* AIM OF THE EXERCISE *
Return each line of the listing in which the word "helps" appears.

* DATA FOR THE TASK *
--*--
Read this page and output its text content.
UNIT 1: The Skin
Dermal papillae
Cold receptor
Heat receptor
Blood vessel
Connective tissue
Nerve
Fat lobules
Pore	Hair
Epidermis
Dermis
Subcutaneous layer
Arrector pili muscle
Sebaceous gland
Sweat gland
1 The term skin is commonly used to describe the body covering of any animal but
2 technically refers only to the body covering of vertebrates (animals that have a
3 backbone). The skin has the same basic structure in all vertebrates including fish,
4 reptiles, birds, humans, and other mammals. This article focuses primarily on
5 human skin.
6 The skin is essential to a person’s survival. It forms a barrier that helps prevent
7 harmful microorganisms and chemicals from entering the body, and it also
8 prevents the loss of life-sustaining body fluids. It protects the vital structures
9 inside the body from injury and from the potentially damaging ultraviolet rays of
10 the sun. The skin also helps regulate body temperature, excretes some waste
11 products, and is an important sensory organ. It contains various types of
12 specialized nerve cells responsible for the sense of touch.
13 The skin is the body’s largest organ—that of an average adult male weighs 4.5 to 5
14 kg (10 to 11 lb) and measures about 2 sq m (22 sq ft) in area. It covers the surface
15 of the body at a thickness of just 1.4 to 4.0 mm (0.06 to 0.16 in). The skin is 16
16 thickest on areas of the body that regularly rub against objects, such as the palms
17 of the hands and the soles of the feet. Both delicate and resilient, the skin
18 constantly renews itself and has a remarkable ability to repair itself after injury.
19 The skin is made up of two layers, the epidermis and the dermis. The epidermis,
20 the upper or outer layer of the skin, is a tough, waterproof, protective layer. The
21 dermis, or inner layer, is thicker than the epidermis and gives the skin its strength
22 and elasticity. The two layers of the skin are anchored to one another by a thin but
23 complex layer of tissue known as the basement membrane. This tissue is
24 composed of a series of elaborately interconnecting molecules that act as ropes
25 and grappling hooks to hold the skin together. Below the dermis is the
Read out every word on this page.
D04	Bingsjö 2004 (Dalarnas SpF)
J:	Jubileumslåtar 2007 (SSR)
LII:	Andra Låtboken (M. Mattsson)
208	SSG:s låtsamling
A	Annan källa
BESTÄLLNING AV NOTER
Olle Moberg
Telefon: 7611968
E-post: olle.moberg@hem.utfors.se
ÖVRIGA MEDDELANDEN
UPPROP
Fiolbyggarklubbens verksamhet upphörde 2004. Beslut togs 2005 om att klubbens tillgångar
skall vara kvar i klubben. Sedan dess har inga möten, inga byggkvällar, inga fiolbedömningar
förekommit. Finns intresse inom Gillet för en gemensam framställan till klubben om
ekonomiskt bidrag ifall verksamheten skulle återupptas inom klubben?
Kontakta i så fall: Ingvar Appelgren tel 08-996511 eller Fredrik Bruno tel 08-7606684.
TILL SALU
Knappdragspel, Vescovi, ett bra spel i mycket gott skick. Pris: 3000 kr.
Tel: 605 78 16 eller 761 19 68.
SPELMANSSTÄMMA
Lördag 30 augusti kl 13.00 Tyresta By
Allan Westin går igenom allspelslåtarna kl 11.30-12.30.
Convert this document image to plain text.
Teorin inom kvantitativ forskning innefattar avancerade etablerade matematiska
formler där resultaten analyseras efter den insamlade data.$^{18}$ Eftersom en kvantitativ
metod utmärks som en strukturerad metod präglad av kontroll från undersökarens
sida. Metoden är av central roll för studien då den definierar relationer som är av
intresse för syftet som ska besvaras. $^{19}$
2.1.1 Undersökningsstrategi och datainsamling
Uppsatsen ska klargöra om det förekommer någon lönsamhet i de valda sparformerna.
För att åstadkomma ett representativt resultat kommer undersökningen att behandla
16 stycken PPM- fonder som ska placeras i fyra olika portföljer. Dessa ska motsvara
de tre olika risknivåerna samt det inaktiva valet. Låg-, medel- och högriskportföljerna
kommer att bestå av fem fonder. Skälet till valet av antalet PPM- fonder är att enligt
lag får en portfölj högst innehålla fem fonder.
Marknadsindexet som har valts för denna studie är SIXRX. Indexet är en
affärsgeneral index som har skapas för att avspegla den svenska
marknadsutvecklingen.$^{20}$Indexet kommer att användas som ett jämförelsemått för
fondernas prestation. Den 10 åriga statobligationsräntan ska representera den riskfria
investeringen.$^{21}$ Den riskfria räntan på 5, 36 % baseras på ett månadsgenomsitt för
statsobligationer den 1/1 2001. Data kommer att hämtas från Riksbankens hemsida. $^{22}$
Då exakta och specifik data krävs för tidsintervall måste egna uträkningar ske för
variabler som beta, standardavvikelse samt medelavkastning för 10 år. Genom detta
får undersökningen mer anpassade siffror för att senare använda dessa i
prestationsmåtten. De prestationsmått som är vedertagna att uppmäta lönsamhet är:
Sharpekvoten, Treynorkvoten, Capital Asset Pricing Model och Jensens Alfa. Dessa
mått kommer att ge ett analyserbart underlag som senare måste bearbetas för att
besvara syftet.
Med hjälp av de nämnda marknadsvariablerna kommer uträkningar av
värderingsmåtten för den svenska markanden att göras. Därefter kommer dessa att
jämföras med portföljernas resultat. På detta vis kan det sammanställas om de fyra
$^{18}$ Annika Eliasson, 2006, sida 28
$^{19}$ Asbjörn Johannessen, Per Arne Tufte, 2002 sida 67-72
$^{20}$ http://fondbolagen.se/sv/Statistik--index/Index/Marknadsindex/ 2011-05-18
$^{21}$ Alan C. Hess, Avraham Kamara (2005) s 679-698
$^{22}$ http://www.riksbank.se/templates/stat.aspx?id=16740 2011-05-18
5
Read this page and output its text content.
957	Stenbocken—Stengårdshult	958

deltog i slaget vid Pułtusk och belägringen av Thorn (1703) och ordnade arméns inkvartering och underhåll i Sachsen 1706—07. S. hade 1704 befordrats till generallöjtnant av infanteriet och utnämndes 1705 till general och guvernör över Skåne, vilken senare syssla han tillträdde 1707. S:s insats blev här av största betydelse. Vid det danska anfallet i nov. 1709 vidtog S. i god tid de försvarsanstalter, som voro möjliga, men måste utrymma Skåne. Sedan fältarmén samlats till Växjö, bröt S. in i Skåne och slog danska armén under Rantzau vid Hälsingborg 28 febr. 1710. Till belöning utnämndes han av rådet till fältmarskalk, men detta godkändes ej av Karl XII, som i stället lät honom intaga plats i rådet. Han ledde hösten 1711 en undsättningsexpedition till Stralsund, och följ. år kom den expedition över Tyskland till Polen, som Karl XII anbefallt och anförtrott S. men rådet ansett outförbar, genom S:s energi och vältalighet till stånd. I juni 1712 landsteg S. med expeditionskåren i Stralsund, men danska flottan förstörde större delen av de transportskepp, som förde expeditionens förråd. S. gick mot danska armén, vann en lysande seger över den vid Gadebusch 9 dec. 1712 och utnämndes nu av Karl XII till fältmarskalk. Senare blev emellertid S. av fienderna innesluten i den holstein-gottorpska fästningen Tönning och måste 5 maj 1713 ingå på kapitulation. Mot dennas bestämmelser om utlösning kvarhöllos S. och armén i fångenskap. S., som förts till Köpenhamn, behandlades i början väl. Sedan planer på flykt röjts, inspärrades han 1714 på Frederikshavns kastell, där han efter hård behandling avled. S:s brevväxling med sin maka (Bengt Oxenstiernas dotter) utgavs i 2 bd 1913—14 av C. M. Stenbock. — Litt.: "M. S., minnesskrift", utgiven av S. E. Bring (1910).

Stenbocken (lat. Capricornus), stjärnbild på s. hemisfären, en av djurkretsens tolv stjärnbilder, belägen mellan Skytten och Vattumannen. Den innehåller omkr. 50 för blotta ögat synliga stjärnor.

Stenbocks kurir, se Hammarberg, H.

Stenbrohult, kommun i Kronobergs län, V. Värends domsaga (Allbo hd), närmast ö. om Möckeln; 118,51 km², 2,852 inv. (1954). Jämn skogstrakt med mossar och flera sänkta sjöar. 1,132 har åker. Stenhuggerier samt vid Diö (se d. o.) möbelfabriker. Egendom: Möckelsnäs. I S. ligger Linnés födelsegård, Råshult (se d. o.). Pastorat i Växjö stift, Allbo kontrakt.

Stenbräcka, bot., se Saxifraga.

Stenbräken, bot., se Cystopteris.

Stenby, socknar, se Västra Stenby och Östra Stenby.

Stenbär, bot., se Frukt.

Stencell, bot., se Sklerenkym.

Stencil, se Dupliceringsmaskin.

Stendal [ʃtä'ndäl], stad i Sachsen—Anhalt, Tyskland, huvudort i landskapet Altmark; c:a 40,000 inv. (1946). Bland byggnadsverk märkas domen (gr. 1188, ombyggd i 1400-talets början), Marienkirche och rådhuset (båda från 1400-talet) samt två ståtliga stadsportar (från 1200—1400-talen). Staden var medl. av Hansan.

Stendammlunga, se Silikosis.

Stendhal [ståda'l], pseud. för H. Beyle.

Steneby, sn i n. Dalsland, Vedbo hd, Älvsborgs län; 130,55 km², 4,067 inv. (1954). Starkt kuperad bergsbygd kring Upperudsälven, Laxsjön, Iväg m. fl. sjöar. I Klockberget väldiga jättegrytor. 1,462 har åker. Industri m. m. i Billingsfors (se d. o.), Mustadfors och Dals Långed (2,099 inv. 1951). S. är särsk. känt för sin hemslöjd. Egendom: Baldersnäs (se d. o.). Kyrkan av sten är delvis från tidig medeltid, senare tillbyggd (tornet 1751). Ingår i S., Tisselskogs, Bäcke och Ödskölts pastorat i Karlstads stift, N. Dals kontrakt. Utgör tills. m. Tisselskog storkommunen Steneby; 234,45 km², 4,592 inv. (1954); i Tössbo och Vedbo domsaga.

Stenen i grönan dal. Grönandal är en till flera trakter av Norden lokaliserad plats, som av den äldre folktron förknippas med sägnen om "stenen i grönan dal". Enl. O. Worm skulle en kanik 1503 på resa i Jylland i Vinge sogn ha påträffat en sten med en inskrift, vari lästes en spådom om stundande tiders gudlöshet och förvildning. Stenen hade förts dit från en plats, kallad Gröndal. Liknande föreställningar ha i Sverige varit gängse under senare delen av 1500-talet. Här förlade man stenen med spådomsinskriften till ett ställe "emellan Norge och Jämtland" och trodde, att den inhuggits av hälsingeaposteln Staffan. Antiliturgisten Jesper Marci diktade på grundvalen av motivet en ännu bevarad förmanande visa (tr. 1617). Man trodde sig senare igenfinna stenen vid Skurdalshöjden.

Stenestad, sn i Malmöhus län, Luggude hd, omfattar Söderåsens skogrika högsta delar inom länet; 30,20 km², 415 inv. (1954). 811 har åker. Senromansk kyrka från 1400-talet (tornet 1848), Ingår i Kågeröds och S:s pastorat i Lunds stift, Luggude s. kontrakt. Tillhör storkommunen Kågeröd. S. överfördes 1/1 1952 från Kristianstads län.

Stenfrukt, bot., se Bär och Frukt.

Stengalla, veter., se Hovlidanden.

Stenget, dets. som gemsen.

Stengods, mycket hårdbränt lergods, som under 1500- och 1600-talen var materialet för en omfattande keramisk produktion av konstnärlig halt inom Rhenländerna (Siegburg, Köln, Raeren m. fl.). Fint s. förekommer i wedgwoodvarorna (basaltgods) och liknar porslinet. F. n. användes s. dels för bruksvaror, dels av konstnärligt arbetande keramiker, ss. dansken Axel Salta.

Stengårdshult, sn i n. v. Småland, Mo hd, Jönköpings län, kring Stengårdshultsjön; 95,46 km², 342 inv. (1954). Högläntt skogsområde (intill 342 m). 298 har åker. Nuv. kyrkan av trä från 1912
--*--
* RESULT BELOW *
6 The skin is essential to a person’s survival. It forms a barrier that helps prevent
10 the sun. The skin also helps regulate body temperature, excretes some waste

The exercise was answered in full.